╭─ Data excerpts
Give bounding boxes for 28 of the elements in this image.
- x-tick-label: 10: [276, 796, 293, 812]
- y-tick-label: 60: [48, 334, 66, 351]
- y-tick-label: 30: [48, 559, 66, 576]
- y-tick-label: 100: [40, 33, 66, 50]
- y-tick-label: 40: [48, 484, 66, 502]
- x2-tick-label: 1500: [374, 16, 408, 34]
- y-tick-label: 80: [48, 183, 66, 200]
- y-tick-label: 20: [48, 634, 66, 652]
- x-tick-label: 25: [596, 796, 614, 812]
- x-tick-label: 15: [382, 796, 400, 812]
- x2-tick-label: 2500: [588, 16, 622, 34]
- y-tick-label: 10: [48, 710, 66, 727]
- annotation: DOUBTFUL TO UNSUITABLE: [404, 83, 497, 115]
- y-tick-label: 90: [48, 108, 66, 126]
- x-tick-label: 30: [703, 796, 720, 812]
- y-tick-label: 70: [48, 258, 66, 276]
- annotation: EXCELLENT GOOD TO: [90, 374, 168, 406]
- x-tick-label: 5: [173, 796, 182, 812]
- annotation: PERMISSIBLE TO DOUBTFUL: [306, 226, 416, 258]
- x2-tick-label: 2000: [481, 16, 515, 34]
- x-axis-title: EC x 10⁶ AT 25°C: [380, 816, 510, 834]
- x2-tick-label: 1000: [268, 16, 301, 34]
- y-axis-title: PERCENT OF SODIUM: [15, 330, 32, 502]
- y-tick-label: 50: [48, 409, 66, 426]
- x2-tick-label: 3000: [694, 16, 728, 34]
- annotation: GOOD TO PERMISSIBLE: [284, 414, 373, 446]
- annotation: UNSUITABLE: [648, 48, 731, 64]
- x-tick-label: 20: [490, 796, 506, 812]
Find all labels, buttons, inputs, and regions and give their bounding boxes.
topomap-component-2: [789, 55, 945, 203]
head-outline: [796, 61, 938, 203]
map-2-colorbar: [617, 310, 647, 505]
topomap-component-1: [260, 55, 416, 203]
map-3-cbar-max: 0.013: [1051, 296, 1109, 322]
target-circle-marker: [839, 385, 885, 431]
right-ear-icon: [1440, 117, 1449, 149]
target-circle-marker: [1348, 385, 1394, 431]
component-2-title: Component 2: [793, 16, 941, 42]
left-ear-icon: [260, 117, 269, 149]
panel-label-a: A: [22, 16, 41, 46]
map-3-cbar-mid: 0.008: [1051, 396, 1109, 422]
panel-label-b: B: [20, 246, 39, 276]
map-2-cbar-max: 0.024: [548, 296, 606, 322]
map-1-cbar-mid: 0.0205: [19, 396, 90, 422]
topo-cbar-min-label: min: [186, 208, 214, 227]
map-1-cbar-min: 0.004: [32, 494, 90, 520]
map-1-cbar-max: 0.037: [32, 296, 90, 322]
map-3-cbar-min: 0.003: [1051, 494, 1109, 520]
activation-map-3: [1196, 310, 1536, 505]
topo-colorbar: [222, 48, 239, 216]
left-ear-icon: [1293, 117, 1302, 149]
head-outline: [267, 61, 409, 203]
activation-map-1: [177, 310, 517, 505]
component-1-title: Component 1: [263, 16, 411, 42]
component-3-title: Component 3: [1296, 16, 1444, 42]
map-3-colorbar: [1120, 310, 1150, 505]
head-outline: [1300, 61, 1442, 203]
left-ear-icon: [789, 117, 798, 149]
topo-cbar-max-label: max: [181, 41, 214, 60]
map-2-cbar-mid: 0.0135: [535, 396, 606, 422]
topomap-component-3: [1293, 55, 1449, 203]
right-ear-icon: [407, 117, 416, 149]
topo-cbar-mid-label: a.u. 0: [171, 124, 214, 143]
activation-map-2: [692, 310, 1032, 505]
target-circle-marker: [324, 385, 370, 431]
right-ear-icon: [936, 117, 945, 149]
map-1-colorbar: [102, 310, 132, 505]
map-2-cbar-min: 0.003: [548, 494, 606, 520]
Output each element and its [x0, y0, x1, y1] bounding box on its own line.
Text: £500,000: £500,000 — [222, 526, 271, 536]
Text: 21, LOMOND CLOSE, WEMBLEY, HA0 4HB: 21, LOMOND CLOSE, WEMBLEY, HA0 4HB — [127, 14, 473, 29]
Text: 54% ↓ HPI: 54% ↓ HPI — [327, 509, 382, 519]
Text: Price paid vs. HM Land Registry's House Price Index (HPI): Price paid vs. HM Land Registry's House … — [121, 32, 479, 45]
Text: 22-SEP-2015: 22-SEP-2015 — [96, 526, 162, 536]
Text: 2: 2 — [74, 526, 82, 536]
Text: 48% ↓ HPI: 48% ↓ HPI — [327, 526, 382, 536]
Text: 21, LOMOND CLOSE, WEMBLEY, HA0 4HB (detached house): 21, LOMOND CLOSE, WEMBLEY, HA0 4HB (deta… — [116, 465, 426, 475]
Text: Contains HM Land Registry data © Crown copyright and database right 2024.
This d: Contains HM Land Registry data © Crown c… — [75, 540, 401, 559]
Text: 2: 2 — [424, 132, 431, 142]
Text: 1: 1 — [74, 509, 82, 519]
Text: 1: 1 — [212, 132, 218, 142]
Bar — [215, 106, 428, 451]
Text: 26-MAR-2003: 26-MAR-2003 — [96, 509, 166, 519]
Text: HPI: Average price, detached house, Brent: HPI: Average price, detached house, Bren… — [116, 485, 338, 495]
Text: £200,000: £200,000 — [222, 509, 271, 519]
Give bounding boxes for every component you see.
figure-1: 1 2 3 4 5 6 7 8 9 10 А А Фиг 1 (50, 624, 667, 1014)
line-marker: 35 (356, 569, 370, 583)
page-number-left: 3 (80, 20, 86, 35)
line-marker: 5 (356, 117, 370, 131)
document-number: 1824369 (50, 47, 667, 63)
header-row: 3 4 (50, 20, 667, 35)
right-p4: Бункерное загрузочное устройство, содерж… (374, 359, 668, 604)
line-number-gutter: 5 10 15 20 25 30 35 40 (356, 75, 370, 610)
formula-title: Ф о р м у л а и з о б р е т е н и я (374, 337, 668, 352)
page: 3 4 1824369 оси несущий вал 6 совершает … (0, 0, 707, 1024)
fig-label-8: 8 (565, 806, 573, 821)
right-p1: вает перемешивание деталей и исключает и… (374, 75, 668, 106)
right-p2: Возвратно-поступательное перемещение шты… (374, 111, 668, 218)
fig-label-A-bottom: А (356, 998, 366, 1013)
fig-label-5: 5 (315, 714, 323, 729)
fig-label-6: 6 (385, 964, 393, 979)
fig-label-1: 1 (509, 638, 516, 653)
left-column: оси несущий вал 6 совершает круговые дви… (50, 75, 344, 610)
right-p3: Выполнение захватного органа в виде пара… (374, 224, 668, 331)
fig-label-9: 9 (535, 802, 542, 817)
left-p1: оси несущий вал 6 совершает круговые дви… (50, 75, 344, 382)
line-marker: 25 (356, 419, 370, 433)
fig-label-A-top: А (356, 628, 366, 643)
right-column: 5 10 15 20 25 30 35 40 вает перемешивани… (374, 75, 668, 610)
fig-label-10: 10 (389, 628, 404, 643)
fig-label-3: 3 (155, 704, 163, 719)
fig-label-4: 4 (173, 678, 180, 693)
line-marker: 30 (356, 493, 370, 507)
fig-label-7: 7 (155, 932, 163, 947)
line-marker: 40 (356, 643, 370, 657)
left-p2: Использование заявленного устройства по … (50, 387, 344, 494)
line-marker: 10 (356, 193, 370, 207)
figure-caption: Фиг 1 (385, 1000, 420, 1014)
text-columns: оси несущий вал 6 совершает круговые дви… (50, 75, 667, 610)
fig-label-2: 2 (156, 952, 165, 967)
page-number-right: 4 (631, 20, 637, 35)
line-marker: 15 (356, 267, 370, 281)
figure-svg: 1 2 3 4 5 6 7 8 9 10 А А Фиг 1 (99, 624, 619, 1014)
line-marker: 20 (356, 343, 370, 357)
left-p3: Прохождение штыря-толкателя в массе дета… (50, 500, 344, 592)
╰─
_Stated goal_: Starting at the first line of the records above and ending at the line containing "- x2-tick-label: 1500: [374, 16, 408, 34]", rewrite those lines with "y-tick-label" changed to "y-axis-value" and nothing else altered.

_The result_:
Give bounding boxes for 28 of the elements in this image.
- x-tick-label: 10: [276, 796, 293, 812]
- y-axis-value: 60: [48, 334, 66, 351]
- y-axis-value: 30: [48, 559, 66, 576]
- y-axis-value: 100: [40, 33, 66, 50]
- y-axis-value: 40: [48, 484, 66, 502]
- x2-tick-label: 1500: [374, 16, 408, 34]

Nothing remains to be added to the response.